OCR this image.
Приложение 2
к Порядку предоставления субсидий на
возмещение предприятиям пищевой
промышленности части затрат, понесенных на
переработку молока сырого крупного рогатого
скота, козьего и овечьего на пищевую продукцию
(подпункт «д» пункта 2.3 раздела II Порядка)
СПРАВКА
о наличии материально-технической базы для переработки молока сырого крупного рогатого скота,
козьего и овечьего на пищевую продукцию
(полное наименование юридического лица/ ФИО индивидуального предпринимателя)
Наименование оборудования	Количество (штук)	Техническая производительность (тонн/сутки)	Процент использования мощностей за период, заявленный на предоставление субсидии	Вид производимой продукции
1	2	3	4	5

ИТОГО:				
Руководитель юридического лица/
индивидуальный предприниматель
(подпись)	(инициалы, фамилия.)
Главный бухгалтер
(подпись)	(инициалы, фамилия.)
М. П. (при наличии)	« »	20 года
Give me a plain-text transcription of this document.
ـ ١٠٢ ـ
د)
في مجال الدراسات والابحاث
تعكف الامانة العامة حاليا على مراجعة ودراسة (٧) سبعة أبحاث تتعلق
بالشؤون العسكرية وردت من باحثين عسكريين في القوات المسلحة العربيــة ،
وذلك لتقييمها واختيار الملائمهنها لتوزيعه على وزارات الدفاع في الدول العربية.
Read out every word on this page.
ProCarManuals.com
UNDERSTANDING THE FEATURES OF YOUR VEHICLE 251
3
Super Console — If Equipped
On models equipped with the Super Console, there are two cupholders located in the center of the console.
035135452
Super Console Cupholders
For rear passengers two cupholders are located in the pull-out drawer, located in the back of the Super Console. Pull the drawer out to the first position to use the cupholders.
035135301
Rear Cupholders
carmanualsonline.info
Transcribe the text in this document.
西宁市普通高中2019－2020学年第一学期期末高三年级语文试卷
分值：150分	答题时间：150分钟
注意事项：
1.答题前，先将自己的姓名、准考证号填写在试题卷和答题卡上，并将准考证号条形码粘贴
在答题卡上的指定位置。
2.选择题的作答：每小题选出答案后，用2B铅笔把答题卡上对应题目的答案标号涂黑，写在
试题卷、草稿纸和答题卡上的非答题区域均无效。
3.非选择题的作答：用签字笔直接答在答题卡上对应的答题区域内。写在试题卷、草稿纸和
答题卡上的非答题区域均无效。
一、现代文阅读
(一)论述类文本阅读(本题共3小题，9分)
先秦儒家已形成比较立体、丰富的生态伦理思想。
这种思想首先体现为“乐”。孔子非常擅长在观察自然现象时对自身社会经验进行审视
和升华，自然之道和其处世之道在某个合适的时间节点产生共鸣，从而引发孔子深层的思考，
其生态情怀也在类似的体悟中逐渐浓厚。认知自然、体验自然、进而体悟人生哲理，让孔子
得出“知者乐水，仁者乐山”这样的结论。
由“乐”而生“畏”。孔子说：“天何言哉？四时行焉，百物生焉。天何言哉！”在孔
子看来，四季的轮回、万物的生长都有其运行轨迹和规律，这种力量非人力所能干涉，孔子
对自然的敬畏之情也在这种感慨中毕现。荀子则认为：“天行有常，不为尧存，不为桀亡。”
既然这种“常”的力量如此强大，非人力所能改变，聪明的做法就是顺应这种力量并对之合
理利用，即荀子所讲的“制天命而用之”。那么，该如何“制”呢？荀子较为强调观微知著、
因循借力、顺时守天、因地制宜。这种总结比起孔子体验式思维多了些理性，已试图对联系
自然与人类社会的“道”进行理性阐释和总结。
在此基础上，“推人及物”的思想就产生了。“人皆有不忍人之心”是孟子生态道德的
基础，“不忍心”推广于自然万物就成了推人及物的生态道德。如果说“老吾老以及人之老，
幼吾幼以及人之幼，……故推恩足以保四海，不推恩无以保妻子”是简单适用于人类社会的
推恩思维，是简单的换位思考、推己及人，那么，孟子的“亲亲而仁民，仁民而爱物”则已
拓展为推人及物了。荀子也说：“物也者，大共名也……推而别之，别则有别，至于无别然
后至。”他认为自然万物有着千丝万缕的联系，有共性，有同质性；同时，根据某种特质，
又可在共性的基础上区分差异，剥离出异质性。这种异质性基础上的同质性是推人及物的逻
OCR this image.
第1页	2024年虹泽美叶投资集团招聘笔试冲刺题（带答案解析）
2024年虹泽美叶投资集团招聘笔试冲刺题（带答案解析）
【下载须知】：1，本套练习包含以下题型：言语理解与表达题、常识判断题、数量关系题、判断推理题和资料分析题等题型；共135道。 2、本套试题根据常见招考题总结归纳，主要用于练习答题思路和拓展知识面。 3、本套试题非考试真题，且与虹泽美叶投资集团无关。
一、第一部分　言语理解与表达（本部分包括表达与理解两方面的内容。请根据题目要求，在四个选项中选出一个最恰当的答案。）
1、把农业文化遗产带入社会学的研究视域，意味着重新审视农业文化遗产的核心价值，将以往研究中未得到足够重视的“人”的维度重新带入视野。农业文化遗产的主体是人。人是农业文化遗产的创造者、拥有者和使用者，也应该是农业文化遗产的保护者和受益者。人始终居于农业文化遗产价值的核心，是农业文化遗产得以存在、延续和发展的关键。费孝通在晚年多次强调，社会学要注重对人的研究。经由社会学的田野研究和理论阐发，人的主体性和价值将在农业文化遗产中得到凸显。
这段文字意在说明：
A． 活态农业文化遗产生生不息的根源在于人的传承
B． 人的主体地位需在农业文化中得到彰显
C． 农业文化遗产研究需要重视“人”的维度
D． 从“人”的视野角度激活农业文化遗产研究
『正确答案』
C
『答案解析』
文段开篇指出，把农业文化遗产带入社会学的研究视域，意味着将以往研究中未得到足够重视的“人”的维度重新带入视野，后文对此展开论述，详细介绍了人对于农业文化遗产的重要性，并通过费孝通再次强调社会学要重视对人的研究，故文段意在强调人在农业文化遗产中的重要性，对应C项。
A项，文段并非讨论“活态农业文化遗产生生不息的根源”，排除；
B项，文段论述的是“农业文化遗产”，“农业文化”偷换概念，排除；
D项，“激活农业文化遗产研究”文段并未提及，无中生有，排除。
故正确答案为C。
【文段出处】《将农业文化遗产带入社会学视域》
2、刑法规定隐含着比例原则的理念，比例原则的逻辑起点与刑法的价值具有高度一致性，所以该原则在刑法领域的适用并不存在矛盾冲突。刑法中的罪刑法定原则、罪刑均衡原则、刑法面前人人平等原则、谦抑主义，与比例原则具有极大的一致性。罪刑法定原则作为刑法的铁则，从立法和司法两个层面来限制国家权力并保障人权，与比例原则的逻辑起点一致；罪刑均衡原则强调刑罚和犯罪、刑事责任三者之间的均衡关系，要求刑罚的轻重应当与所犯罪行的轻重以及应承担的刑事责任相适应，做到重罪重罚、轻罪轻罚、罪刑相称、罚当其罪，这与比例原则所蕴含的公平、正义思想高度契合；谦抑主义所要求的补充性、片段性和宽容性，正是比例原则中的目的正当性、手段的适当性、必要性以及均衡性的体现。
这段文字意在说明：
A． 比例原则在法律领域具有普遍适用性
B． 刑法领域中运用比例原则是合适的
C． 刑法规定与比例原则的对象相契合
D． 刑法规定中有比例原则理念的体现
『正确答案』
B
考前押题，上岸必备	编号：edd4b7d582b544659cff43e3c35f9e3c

____

Gather each line of the listing containing the word "的维度重新带入视野" and show it.

1、把农业文化遗产带入社会学的研究视域，意味着重新审视农业文化遗产的核心价值，将以往研究中未得到足够重视的“人”的维度重新带入视野。农业文化遗产的主体是人。人是农业文化遗产的创造者、拥有者和使用者，也应该是农业文化遗产的保护者和受益者。人始终居于农业文化遗产价值的核心，是农业文化遗产得以存在、延续和发展的关键。费孝通在晚年多次强调，社会学要注重对人的研究。经由社会学的田野研究和理论阐发，人的主体性和价值将在农业文化遗产中得到凸显。
文段开篇指出，把农业文化遗产带入社会学的研究视域，意味着将以往研究中未得到足够重视的“人”的维度重新带入视野，后文对此展开论述，详细介绍了人对于农业文化遗产的重要性，并通过费孝通再次强调社会学要重视对人的研究，故文段意在强调人在农业文化遗产中的重要性，对应C项。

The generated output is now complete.